[Records from a collection of figures]
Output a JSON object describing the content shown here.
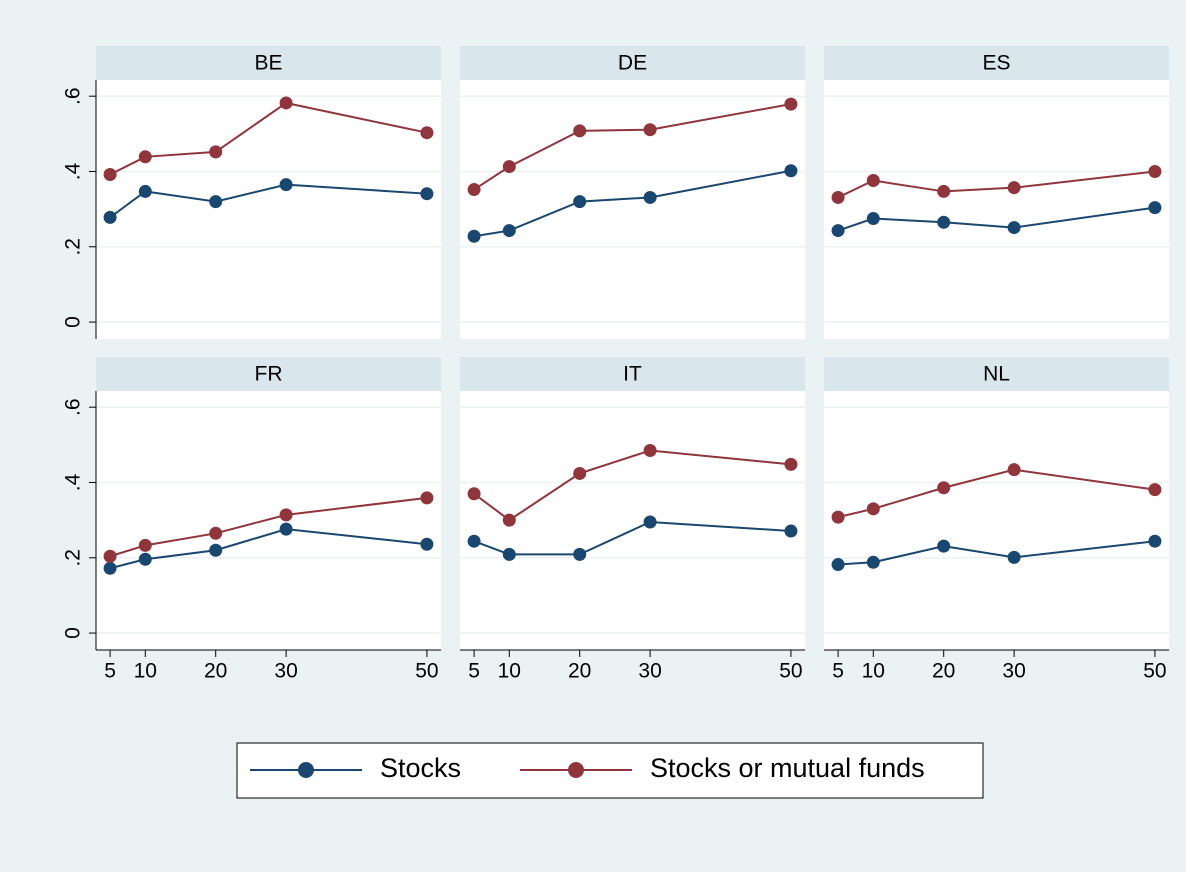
{
  "chart_data": {
    "type": "line",
    "x": [
      5,
      10,
      20,
      30,
      50
    ],
    "xlim": [
      3,
      52
    ],
    "xticks": [
      5,
      10,
      20,
      30,
      50
    ],
    "ylim": [
      -0.045,
      0.643
    ],
    "yticks": [
      {
        "value": 0,
        "label": "0"
      },
      {
        "value": 0.2,
        "label": ".2"
      },
      {
        "value": 0.4,
        "label": ".4"
      },
      {
        "value": 0.6,
        "label": ".6"
      }
    ],
    "grid": true,
    "legend": "bottom",
    "series": [
      {
        "name": "Stocks",
        "color": "#1a476f"
      },
      {
        "name": "Stocks or mutual funds",
        "color": "#90353b"
      }
    ],
    "panels": [
      {
        "title": "BE",
        "values": [
          [
            0.278,
            0.347,
            0.32,
            0.365,
            0.341
          ],
          [
            0.392,
            0.439,
            0.452,
            0.582,
            0.503
          ]
        ]
      },
      {
        "title": "DE",
        "values": [
          [
            0.228,
            0.243,
            0.32,
            0.331,
            0.402
          ],
          [
            0.352,
            0.413,
            0.508,
            0.511,
            0.579
          ]
        ]
      },
      {
        "title": "ES",
        "values": [
          [
            0.243,
            0.275,
            0.265,
            0.251,
            0.304
          ],
          [
            0.331,
            0.376,
            0.347,
            0.357,
            0.4
          ]
        ]
      },
      {
        "title": "FR",
        "values": [
          [
            0.172,
            0.196,
            0.22,
            0.276,
            0.236
          ],
          [
            0.204,
            0.233,
            0.265,
            0.314,
            0.359
          ]
        ]
      },
      {
        "title": "IT",
        "values": [
          [
            0.244,
            0.209,
            0.209,
            0.295,
            0.271
          ],
          [
            0.37,
            0.3,
            0.424,
            0.485,
            0.448
          ]
        ]
      },
      {
        "title": "NL",
        "values": [
          [
            0.182,
            0.188,
            0.231,
            0.201,
            0.244
          ],
          [
            0.308,
            0.33,
            0.386,
            0.434,
            0.381
          ]
        ]
      }
    ]
  }
}
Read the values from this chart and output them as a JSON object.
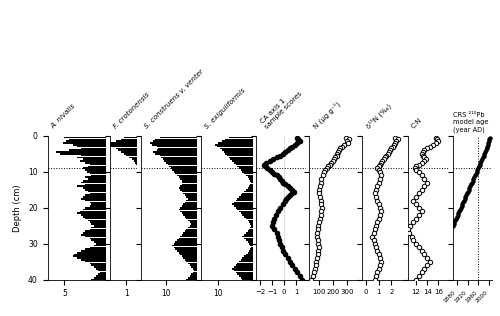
{
  "depth_diatom": [
    0.5,
    1.0,
    1.5,
    2.0,
    2.5,
    3.0,
    3.5,
    4.0,
    4.5,
    5.0,
    5.5,
    6.0,
    6.5,
    7.0,
    7.5,
    8.0,
    8.5,
    9.0,
    9.5,
    10.0,
    10.5,
    11.0,
    11.5,
    12.0,
    12.5,
    13.0,
    13.5,
    14.0,
    14.5,
    15.0,
    15.5,
    16.0,
    16.5,
    17.0,
    17.5,
    18.0,
    18.5,
    19.0,
    19.5,
    20.0,
    20.5,
    21.0,
    21.5,
    22.0,
    22.5,
    23.0,
    23.5,
    24.0,
    24.5,
    25.0,
    25.5,
    26.0,
    26.5,
    27.0,
    27.5,
    28.0,
    28.5,
    29.0,
    29.5,
    30.0,
    30.5,
    31.0,
    31.5,
    32.0,
    32.5,
    33.0,
    33.5,
    34.0,
    34.5,
    35.0,
    35.5,
    36.0,
    36.5,
    37.0,
    37.5,
    38.0,
    38.5,
    39.0,
    39.5,
    40.0
  ],
  "A_nivalis": [
    5.0,
    4.5,
    4.8,
    5.2,
    4.0,
    3.5,
    3.0,
    4.5,
    6.0,
    5.5,
    3.0,
    3.5,
    2.8,
    3.2,
    2.5,
    2.0,
    2.2,
    2.8,
    2.5,
    2.3,
    2.0,
    1.8,
    2.5,
    2.2,
    2.8,
    3.0,
    2.5,
    3.5,
    2.8,
    2.5,
    2.2,
    2.0,
    2.5,
    2.8,
    3.0,
    2.5,
    2.0,
    1.8,
    2.0,
    2.5,
    2.8,
    3.2,
    3.5,
    3.0,
    2.8,
    2.5,
    2.2,
    2.0,
    1.8,
    1.5,
    1.8,
    2.0,
    2.5,
    2.8,
    3.0,
    2.5,
    2.0,
    1.8,
    1.5,
    1.2,
    1.5,
    2.0,
    2.5,
    3.0,
    3.5,
    3.8,
    4.0,
    3.5,
    3.0,
    2.5,
    2.0,
    1.8,
    1.5,
    1.3,
    1.0,
    0.8,
    1.0,
    1.2,
    1.5,
    1.8
  ],
  "F_crotonensis": [
    1.2,
    1.5,
    2.0,
    2.5,
    2.8,
    2.5,
    2.0,
    1.8,
    1.5,
    1.2,
    1.0,
    0.8,
    0.5,
    0.3,
    0.2,
    0.1,
    0.05,
    0.0,
    0.0,
    0.0,
    0.0,
    0.0,
    0.0,
    0.0,
    0.0,
    0.0,
    0.0,
    0.0,
    0.0,
    0.0,
    0.0,
    0.0,
    0.0,
    0.0,
    0.0,
    0.0,
    0.0,
    0.0,
    0.0,
    0.0,
    0.0,
    0.0,
    0.0,
    0.0,
    0.0,
    0.0,
    0.0,
    0.0,
    0.0,
    0.0,
    0.0,
    0.0,
    0.0,
    0.0,
    0.0,
    0.0,
    0.0,
    0.0,
    0.0,
    0.0,
    0.0,
    0.0,
    0.0,
    0.0,
    0.0,
    0.0,
    0.0,
    0.0,
    0.0,
    0.0,
    0.0,
    0.0,
    0.0,
    0.0,
    0.0,
    0.0,
    0.0,
    0.0,
    0.0,
    0.0
  ],
  "S_construens": [
    12.0,
    13.5,
    14.0,
    15.0,
    14.5,
    13.0,
    12.5,
    13.0,
    14.0,
    13.5,
    12.0,
    11.5,
    11.0,
    10.5,
    10.0,
    9.5,
    9.0,
    8.5,
    8.0,
    7.5,
    7.0,
    6.5,
    6.0,
    5.5,
    5.0,
    4.8,
    5.0,
    5.5,
    6.0,
    5.5,
    5.0,
    4.5,
    4.0,
    3.5,
    3.0,
    3.5,
    4.0,
    4.5,
    5.0,
    5.5,
    6.0,
    5.5,
    5.0,
    4.5,
    4.0,
    3.5,
    3.0,
    2.5,
    2.0,
    2.5,
    3.0,
    3.5,
    4.0,
    4.5,
    5.0,
    5.5,
    6.0,
    6.5,
    7.0,
    7.5,
    8.0,
    7.5,
    7.0,
    6.5,
    6.0,
    5.5,
    5.0,
    4.5,
    4.0,
    3.5,
    3.0,
    2.5,
    2.0,
    1.5,
    1.0,
    1.5,
    2.0,
    2.5,
    3.0,
    3.5
  ],
  "S_exiguliformis": [
    7.0,
    8.0,
    9.0,
    10.0,
    11.0,
    10.5,
    9.5,
    9.0,
    8.5,
    8.0,
    7.5,
    7.0,
    6.5,
    6.0,
    5.5,
    5.0,
    4.5,
    4.0,
    3.5,
    3.0,
    2.5,
    2.0,
    1.5,
    1.0,
    0.8,
    0.5,
    0.8,
    1.0,
    1.5,
    2.0,
    2.5,
    3.0,
    3.5,
    4.0,
    4.5,
    5.0,
    5.5,
    6.0,
    5.5,
    5.0,
    4.5,
    4.0,
    3.5,
    3.0,
    2.5,
    2.0,
    1.5,
    1.0,
    0.8,
    0.5,
    0.8,
    1.0,
    1.5,
    2.0,
    2.5,
    3.0,
    2.5,
    2.0,
    1.5,
    1.0,
    0.8,
    0.5,
    0.8,
    1.0,
    1.5,
    2.0,
    2.5,
    3.0,
    3.5,
    4.0,
    4.5,
    5.0,
    5.5,
    6.0,
    5.5,
    5.0,
    4.5,
    4.0,
    3.5,
    3.0
  ],
  "CA1_depth": [
    0.5,
    1.0,
    1.5,
    2.0,
    2.5,
    3.0,
    3.5,
    4.0,
    4.5,
    5.0,
    5.5,
    6.0,
    6.5,
    7.0,
    7.5,
    8.0,
    8.5,
    9.0,
    9.5,
    10.0,
    10.5,
    11.0,
    11.5,
    12.0,
    12.5,
    13.0,
    13.5,
    14.0,
    14.5,
    15.0,
    15.5,
    16.0,
    16.5,
    17.0,
    17.5,
    18.0,
    19.0,
    20.0,
    21.0,
    22.0,
    23.0,
    24.0,
    25.0,
    26.0,
    27.0,
    28.0,
    29.0,
    30.0,
    31.0,
    32.0,
    33.0,
    34.0,
    35.0,
    36.0,
    37.0,
    38.0,
    39.0,
    40.0
  ],
  "CA1": [
    1.1,
    1.2,
    1.3,
    1.1,
    0.9,
    0.7,
    0.5,
    0.3,
    0.1,
    -0.1,
    -0.3,
    -0.6,
    -0.9,
    -1.2,
    -1.5,
    -1.7,
    -1.6,
    -1.4,
    -1.2,
    -1.0,
    -0.8,
    -0.6,
    -0.4,
    -0.3,
    -0.2,
    -0.1,
    0.1,
    0.3,
    0.5,
    0.7,
    0.8,
    0.7,
    0.5,
    0.3,
    0.2,
    0.1,
    -0.1,
    -0.3,
    -0.5,
    -0.7,
    -0.8,
    -0.9,
    -1.0,
    -0.8,
    -0.6,
    -0.5,
    -0.4,
    -0.3,
    -0.2,
    -0.1,
    0.1,
    0.3,
    0.5,
    0.7,
    0.9,
    1.1,
    1.3,
    1.5
  ],
  "N_depth": [
    0.5,
    1.0,
    1.5,
    2.0,
    2.5,
    3.0,
    3.5,
    4.0,
    4.5,
    5.0,
    5.5,
    6.0,
    6.5,
    7.0,
    7.5,
    8.0,
    8.5,
    9.0,
    9.5,
    10.0,
    11.0,
    12.0,
    13.0,
    14.0,
    15.0,
    16.0,
    17.0,
    18.0,
    19.0,
    20.0,
    21.0,
    22.0,
    23.0,
    24.0,
    25.0,
    26.0,
    27.0,
    28.0,
    29.0,
    30.0,
    31.0,
    32.0,
    33.0,
    34.0,
    35.0,
    36.0,
    37.0,
    38.0,
    39.0,
    40.0
  ],
  "N": [
    290,
    310,
    295,
    305,
    280,
    265,
    250,
    240,
    235,
    230,
    225,
    215,
    205,
    195,
    185,
    175,
    165,
    155,
    145,
    135,
    125,
    115,
    110,
    105,
    100,
    100,
    105,
    110,
    115,
    120,
    115,
    110,
    105,
    100,
    95,
    90,
    85,
    85,
    90,
    95,
    100,
    95,
    90,
    85,
    80,
    75,
    70,
    65,
    55,
    45
  ],
  "d15N_depth": [
    0.5,
    1.0,
    1.5,
    2.0,
    2.5,
    3.0,
    3.5,
    4.0,
    4.5,
    5.0,
    5.5,
    6.0,
    6.5,
    7.0,
    7.5,
    8.0,
    8.5,
    9.0,
    9.5,
    10.0,
    11.0,
    12.0,
    13.0,
    14.0,
    15.0,
    16.0,
    17.0,
    18.0,
    19.0,
    20.0,
    21.0,
    22.0,
    23.0,
    24.0,
    25.0,
    26.0,
    27.0,
    28.0,
    29.0,
    30.0,
    31.0,
    32.0,
    33.0,
    34.0,
    35.0,
    36.0,
    37.0,
    38.0,
    39.0,
    40.0
  ],
  "d15N": [
    2.3,
    2.5,
    2.4,
    2.3,
    2.2,
    2.1,
    2.0,
    1.9,
    1.8,
    1.7,
    1.6,
    1.5,
    1.4,
    1.3,
    1.2,
    1.1,
    1.0,
    0.9,
    1.0,
    1.1,
    1.2,
    1.1,
    1.0,
    0.9,
    0.8,
    0.7,
    0.8,
    0.9,
    1.0,
    1.1,
    1.2,
    1.1,
    1.0,
    0.9,
    0.8,
    0.7,
    0.6,
    0.5,
    0.6,
    0.7,
    0.8,
    0.9,
    1.0,
    1.1,
    1.2,
    1.1,
    1.0,
    0.9,
    0.8,
    0.7
  ],
  "CN_depth": [
    0.5,
    1.0,
    1.5,
    2.0,
    2.5,
    3.0,
    3.5,
    4.0,
    4.5,
    5.0,
    5.5,
    6.0,
    6.5,
    7.0,
    7.5,
    8.0,
    8.5,
    9.0,
    9.5,
    10.0,
    11.0,
    12.0,
    13.0,
    14.0,
    15.0,
    16.0,
    17.0,
    18.0,
    19.0,
    20.0,
    21.0,
    22.0,
    23.0,
    24.0,
    25.0,
    26.0,
    27.0,
    28.0,
    29.0,
    30.0,
    31.0,
    32.0,
    33.0,
    34.0,
    35.0,
    36.0,
    37.0,
    38.0,
    39.0,
    40.0
  ],
  "CN": [
    15.5,
    15.8,
    16.0,
    15.5,
    15.0,
    14.5,
    14.0,
    13.5,
    13.2,
    13.0,
    13.2,
    13.5,
    13.8,
    13.5,
    13.0,
    12.5,
    12.0,
    11.8,
    12.0,
    12.5,
    13.0,
    13.5,
    14.0,
    13.5,
    13.0,
    12.5,
    12.0,
    11.5,
    12.0,
    12.5,
    13.0,
    12.5,
    12.0,
    11.5,
    11.0,
    10.5,
    10.8,
    11.2,
    11.5,
    12.0,
    12.5,
    13.0,
    13.5,
    14.0,
    14.5,
    14.0,
    13.5,
    13.0,
    12.5,
    12.0
  ],
  "pb_depth": [
    0.5,
    1.0,
    1.5,
    2.0,
    2.5,
    3.0,
    3.5,
    4.0,
    4.5,
    5.0,
    5.5,
    6.0,
    6.5,
    7.0,
    7.5,
    8.0,
    8.5,
    9.0,
    9.5,
    10.0,
    10.5,
    11.0,
    11.5,
    12.0,
    12.5,
    13.0,
    13.5,
    14.0,
    14.5,
    15.0,
    15.5,
    16.0,
    16.5,
    17.0,
    17.5,
    18.0,
    18.5,
    19.0,
    19.5,
    20.0,
    20.5,
    21.0,
    21.5,
    22.0,
    22.5,
    23.0,
    23.5,
    24.0,
    24.5,
    25.0
  ],
  "pb_age": [
    2005,
    2003,
    2001,
    1999,
    1997,
    1995,
    1993,
    1990,
    1987,
    1984,
    1981,
    1978,
    1975,
    1972,
    1969,
    1966,
    1963,
    1960,
    1957,
    1954,
    1951,
    1948,
    1945,
    1942,
    1939,
    1936,
    1933,
    1930,
    1927,
    1924,
    1921,
    1918,
    1915,
    1912,
    1909,
    1906,
    1903,
    1900,
    1897,
    1894,
    1891,
    1888,
    1885,
    1882,
    1879,
    1876,
    1873,
    1870,
    1867,
    1864
  ],
  "depth_1960": 9.0,
  "bar_color": "#000000",
  "background": "#ffffff",
  "col_labels": [
    "A. nivalis",
    "F. crotonensis",
    "S. construens v. venter",
    "S. exiguliformis",
    "CA axis 1\nsample scores",
    "N (μg g⁻¹)",
    "δ¹⁵N (‰)",
    "C:N",
    "CRS ²¹⁰Pb\nmodel age\n(year AD)"
  ],
  "italic_cols": [
    true,
    true,
    true,
    true,
    false,
    false,
    false,
    false,
    false
  ],
  "xticks_0": [
    5
  ],
  "xticks_1": [
    1
  ],
  "xticks_2": [
    10
  ],
  "xticks_3": [
    10
  ],
  "xticks_4": [
    -2,
    -1,
    0,
    1
  ],
  "xticks_5": [
    100,
    200,
    300
  ],
  "xticks_6": [
    0,
    1,
    2
  ],
  "xticks_7": [
    12,
    14,
    16
  ],
  "xticks_8": [
    1880,
    1920,
    1960,
    2000
  ],
  "xlim_0": [
    7,
    0
  ],
  "xlim_1": [
    2.5,
    0
  ],
  "xlim_2": [
    18,
    0
  ],
  "xlim_3": [
    15,
    0
  ],
  "xlim_4": [
    -2.3,
    1.8
  ],
  "xlim_5": [
    30,
    380
  ],
  "xlim_6": [
    -0.3,
    3.0
  ],
  "xlim_7": [
    10.5,
    18.0
  ],
  "xlim_8": [
    1865,
    2015
  ],
  "depth_min": 0,
  "depth_max": 40,
  "yticks": [
    0,
    10,
    20,
    30,
    40
  ]
}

Set exercise = Each line in the data that holds the string "Stocks" should be found and copied.

Full response =
        "name": "Stocks",
        "name": "Stocks or mutual funds",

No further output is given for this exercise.